# DIRECTIONS FOR THIS TASK:
Without the images, write out the whole listing exactly.
___ THE INPUT
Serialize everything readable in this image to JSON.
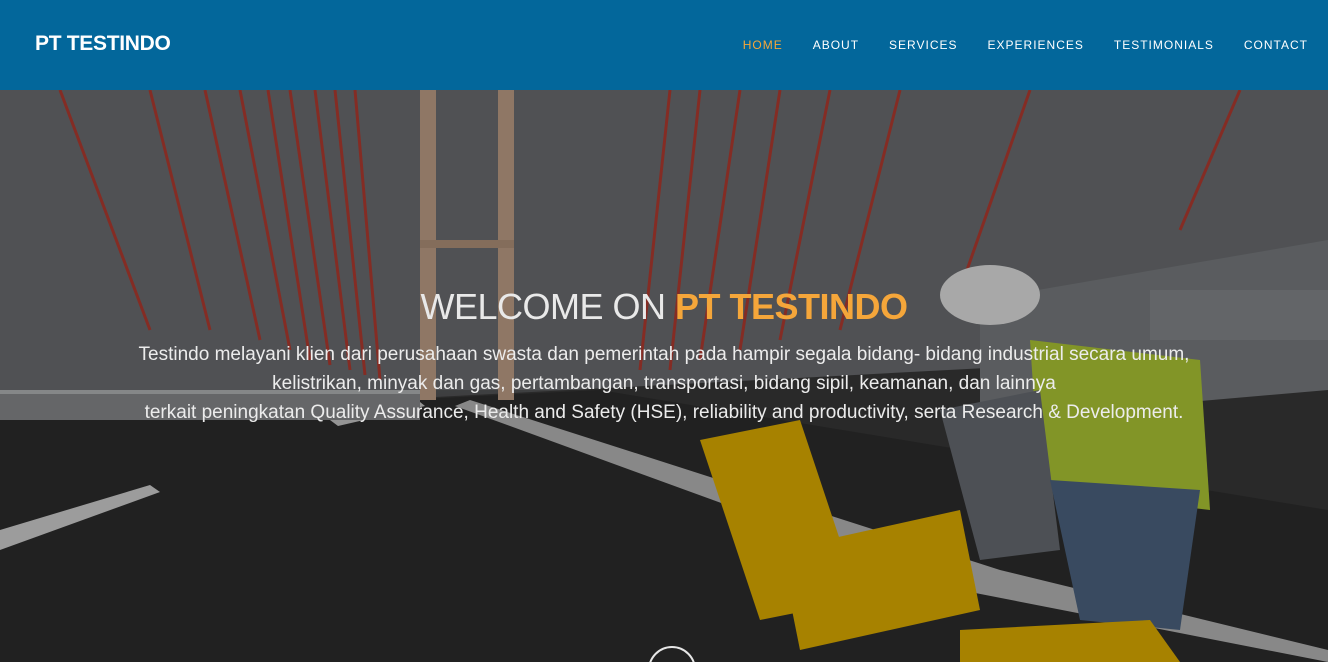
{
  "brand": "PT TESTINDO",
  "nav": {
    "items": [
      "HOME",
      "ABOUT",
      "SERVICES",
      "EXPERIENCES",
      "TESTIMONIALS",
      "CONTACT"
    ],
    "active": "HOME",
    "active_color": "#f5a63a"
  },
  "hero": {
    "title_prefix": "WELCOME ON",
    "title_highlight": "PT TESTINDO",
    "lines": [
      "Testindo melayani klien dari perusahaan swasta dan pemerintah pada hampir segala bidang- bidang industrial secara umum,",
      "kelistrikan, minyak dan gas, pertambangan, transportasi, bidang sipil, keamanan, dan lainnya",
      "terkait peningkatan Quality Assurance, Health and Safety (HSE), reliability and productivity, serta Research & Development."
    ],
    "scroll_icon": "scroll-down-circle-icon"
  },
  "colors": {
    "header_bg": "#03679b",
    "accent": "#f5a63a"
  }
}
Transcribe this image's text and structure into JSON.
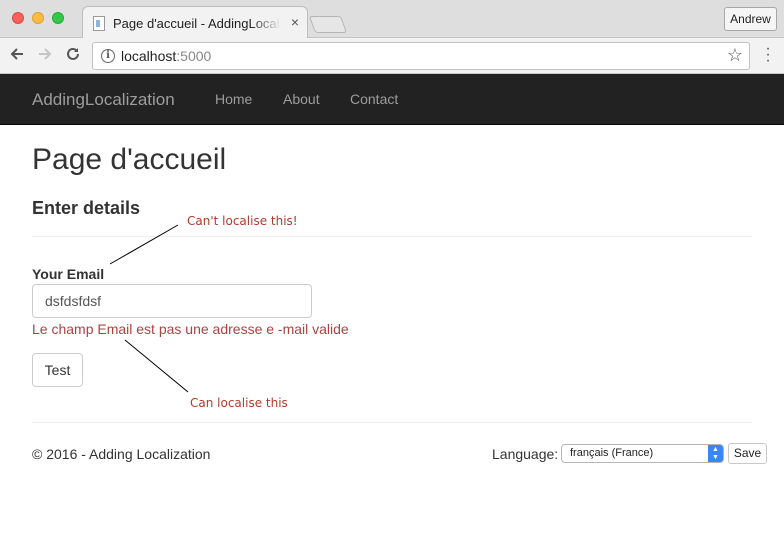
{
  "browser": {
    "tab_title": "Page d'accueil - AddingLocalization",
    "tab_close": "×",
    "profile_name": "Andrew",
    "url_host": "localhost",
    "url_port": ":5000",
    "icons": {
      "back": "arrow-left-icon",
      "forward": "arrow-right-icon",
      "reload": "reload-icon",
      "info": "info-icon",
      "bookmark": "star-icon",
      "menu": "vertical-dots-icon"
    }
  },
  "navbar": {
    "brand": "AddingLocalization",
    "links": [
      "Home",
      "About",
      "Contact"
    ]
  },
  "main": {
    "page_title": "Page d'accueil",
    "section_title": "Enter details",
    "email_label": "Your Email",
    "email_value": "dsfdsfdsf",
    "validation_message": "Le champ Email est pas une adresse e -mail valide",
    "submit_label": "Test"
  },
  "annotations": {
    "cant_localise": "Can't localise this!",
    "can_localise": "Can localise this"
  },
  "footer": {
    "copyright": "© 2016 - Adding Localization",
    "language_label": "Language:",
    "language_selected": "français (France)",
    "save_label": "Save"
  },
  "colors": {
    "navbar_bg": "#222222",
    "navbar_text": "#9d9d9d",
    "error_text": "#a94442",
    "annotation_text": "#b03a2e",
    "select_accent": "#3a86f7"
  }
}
______
# SOLUTION TO THIS TASK:
Serialize everything readable in this image to JSON.
{
  "brand": "PT TESTINDO",
  "nav": {
    "items": [
      "HOME",
      "ABOUT",
      "SERVICES",
      "EXPERIENCES",
      "TESTIMONIALS",
      "CONTACT"
    ],
    "active": "HOME",
    "active_color": "#f5a63a"
  },
  "hero": {
    "title_prefix": "WELCOME ON",
    "title_highlight": "PT TESTINDO",
    "lines": [
      "Testindo melayani klien dari perusahaan swasta dan pemerintah pada hampir segala bidang- bidang industrial secara umum,",
      "kelistrikan, minyak dan gas, pertambangan, transportasi, bidang sipil, keamanan, dan lainnya",
      "terkait peningkatan Quality Assurance, Health and Safety (HSE), reliability and productivity, serta Research & Development."
    ],
    "scroll_icon": "scroll-down-circle-icon"
  },
  "colors": {
    "header_bg": "#03679b",
    "accent": "#f5a63a"
  }
}
Transcribe this image's text and structure into JSON.
{
  "browser": {
    "tab_title": "Page d'accueil - AddingLocalization",
    "tab_close": "×",
    "profile_name": "Andrew",
    "url_host": "localhost",
    "url_port": ":5000",
    "icons": {
      "back": "arrow-left-icon",
      "forward": "arrow-right-icon",
      "reload": "reload-icon",
      "info": "info-icon",
      "bookmark": "star-icon",
      "menu": "vertical-dots-icon"
    }
  },
  "navbar": {
    "brand": "AddingLocalization",
    "links": [
      "Home",
      "About",
      "Contact"
    ]
  },
  "main": {
    "page_title": "Page d'accueil",
    "section_title": "Enter details",
    "email_label": "Your Email",
    "email_value": "dsfdsfdsf",
    "validation_message": "Le champ Email est pas une adresse e -mail valide",
    "submit_label": "Test"
  },
  "annotations": {
    "cant_localise": "Can't localise this!",
    "can_localise": "Can localise this"
  },
  "footer": {
    "copyright": "© 2016 - Adding Localization",
    "language_label": "Language:",
    "language_selected": "français (France)",
    "save_label": "Save"
  },
  "colors": {
    "navbar_bg": "#222222",
    "navbar_text": "#9d9d9d",
    "error_text": "#a94442",
    "annotation_text": "#b03a2e",
    "select_accent": "#3a86f7"
  }
}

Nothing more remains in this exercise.